[Start of Data extract]
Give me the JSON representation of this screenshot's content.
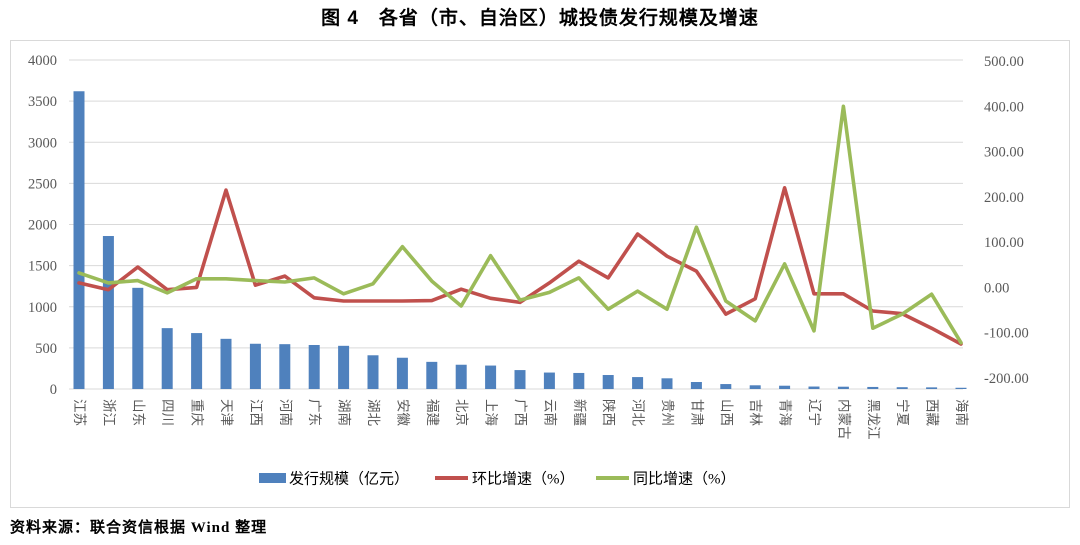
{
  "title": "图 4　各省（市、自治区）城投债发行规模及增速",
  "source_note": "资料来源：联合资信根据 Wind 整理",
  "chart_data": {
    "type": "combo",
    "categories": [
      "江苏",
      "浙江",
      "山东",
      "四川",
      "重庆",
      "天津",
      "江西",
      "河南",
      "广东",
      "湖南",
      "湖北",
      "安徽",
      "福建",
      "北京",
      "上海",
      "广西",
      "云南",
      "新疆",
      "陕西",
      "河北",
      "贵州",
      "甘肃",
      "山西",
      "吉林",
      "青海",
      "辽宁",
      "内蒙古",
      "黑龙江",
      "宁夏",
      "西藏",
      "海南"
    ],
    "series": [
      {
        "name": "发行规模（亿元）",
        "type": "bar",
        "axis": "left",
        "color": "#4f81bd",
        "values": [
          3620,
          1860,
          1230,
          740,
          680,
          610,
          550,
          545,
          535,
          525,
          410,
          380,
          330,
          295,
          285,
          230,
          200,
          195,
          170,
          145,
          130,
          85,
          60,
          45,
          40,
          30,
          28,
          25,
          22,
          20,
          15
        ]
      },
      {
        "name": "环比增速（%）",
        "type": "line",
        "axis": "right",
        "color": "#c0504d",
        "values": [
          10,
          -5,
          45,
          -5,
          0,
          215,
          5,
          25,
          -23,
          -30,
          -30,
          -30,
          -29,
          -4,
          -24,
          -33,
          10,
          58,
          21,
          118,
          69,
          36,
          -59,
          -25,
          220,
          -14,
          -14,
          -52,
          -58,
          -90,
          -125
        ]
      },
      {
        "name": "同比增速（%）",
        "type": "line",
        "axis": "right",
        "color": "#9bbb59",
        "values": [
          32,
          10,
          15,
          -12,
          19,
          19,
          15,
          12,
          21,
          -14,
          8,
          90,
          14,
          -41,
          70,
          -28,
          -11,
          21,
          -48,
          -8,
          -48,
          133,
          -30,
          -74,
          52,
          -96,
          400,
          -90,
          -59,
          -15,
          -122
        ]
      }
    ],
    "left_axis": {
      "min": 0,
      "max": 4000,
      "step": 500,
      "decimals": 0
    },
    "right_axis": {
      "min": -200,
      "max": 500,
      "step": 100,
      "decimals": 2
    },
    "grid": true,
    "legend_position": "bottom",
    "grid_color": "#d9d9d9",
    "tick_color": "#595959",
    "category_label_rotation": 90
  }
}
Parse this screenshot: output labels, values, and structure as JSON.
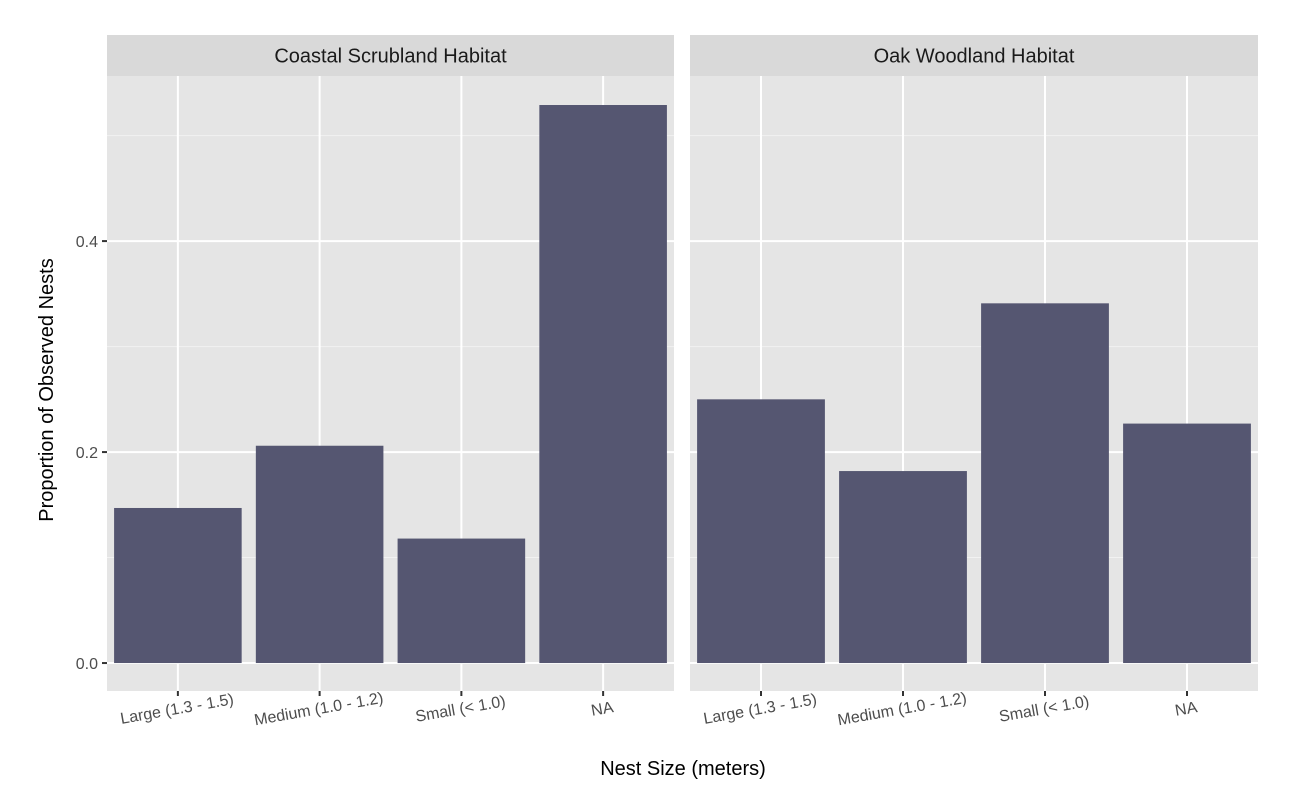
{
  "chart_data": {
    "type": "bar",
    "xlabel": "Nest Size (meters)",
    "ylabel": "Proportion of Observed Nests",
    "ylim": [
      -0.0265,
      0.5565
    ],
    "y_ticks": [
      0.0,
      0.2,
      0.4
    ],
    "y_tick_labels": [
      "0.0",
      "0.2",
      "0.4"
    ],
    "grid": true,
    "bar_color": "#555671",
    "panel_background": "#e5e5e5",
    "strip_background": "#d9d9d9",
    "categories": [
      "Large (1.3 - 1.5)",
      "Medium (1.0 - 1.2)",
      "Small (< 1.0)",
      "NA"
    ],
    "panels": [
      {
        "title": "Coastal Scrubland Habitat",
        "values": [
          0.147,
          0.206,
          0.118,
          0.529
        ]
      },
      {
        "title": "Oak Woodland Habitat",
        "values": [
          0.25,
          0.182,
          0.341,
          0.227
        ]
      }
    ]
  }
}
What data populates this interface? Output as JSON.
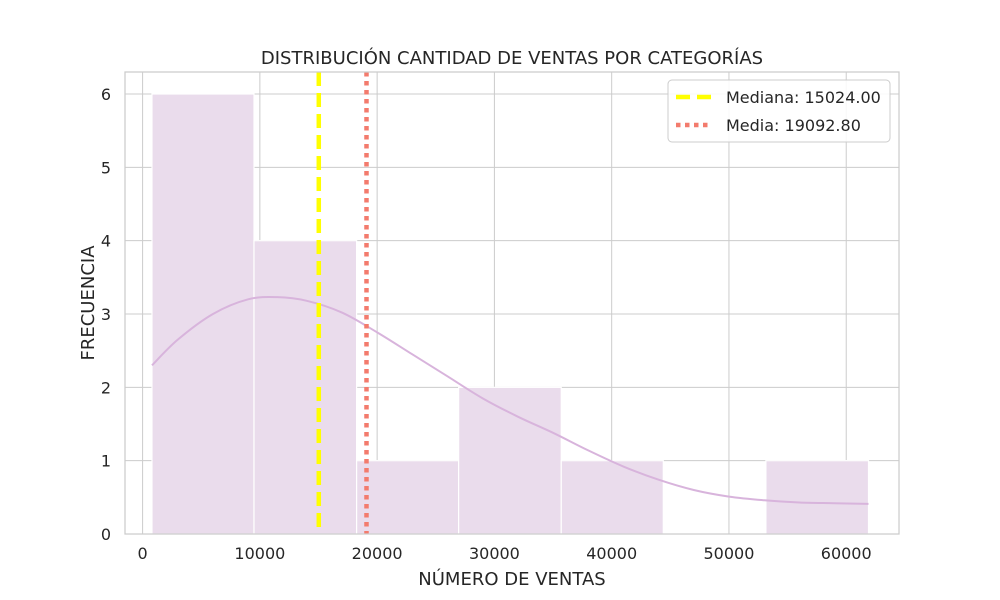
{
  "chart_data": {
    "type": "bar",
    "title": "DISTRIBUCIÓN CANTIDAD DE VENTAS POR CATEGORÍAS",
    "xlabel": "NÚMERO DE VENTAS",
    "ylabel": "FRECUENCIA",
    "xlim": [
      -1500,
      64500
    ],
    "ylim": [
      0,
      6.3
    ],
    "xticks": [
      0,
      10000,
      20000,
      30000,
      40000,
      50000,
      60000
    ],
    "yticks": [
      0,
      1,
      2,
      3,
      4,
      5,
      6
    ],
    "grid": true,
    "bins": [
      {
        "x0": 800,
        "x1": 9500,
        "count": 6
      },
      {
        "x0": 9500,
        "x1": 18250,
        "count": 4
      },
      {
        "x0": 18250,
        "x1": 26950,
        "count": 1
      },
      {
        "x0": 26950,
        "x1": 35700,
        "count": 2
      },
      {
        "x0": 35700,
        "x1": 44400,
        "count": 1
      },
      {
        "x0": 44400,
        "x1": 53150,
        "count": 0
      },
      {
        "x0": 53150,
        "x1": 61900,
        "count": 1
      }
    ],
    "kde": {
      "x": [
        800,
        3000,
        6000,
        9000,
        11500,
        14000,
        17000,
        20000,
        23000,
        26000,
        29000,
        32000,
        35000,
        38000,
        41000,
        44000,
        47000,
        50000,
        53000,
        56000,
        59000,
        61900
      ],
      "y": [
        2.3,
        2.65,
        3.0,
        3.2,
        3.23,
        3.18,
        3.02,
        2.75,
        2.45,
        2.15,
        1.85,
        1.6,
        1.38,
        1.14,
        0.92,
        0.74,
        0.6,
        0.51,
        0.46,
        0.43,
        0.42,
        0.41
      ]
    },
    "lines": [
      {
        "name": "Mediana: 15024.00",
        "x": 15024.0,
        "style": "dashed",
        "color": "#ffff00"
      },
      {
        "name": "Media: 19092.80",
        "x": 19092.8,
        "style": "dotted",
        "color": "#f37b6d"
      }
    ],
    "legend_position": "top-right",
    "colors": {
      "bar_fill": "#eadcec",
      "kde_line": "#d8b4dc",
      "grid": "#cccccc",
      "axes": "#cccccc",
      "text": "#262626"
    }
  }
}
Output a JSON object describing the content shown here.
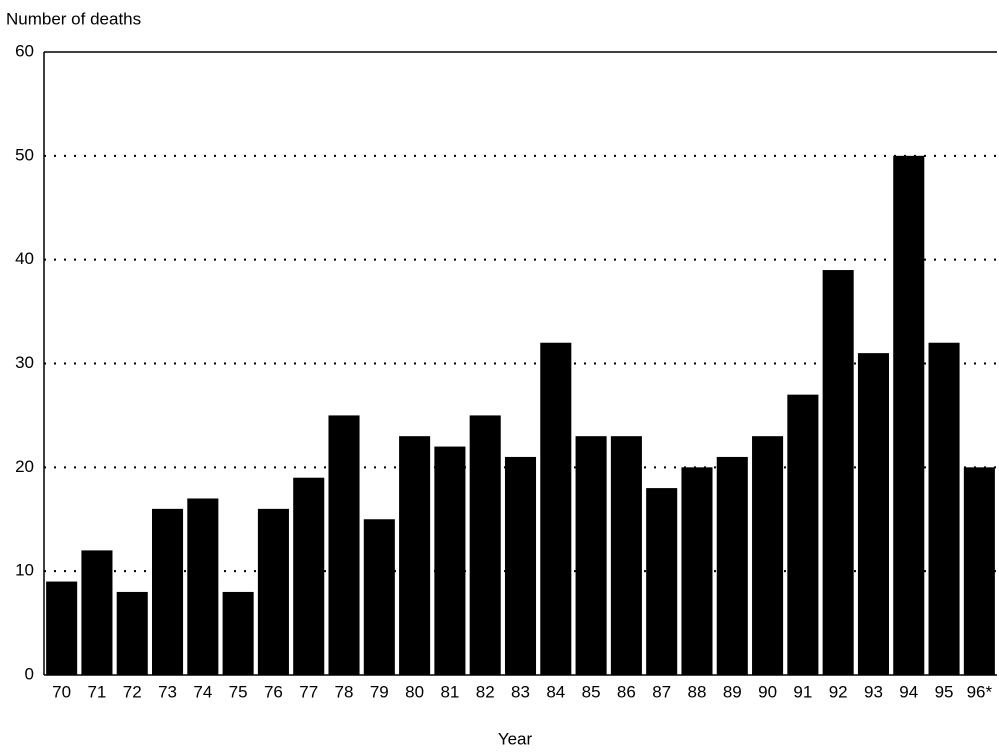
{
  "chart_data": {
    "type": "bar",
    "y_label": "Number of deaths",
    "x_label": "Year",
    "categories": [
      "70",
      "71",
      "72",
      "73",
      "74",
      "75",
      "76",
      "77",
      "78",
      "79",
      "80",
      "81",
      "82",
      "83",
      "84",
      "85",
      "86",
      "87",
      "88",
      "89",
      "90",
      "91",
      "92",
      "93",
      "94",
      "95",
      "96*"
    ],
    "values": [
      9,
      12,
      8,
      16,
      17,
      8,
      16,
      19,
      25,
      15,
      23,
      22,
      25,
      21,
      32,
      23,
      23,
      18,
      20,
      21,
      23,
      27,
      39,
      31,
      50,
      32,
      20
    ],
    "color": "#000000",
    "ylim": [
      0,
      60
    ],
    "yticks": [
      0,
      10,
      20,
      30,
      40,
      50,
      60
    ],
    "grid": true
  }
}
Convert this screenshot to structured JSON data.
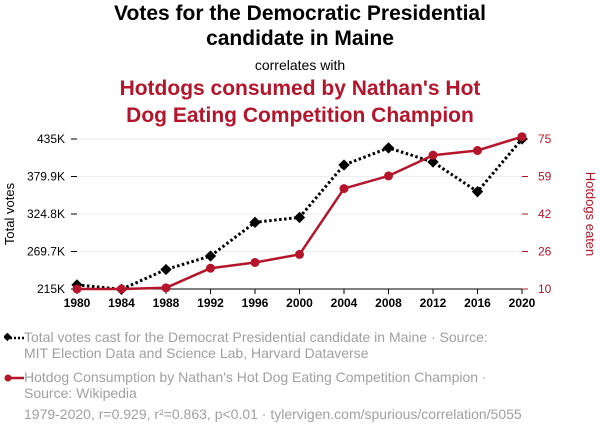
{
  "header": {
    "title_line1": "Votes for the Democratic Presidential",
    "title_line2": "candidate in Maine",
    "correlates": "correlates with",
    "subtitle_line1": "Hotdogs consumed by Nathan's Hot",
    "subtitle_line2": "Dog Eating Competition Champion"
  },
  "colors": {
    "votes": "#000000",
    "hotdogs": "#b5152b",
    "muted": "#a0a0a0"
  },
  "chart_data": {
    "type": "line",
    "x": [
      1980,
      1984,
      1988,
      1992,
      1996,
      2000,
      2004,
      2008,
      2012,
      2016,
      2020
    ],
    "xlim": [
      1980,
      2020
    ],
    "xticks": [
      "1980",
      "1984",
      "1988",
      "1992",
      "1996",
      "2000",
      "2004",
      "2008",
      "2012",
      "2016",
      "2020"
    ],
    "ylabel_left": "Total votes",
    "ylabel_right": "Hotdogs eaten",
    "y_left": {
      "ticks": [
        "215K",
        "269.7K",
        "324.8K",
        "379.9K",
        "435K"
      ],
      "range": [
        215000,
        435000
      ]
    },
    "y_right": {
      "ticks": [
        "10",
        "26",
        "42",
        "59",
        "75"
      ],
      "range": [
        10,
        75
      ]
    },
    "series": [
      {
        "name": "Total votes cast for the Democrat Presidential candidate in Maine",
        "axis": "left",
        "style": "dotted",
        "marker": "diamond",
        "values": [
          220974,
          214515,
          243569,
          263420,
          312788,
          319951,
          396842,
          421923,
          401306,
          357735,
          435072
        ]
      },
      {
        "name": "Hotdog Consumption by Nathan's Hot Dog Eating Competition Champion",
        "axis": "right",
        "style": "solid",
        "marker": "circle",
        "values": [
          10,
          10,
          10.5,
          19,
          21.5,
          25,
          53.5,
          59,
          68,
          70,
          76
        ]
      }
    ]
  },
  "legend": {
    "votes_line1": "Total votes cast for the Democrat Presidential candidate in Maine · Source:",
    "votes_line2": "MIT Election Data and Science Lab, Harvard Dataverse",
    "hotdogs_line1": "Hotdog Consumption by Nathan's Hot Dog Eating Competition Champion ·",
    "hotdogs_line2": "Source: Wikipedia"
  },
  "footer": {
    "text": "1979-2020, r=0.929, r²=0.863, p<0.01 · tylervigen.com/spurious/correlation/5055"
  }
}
[End of Data extract]
Pull every line containing "count" from the data.

* Exercise output:
        "count": 6
        "count": 4
        "count": 1
        "count": 2
        "count": 1
        "count": 0
        "count": 1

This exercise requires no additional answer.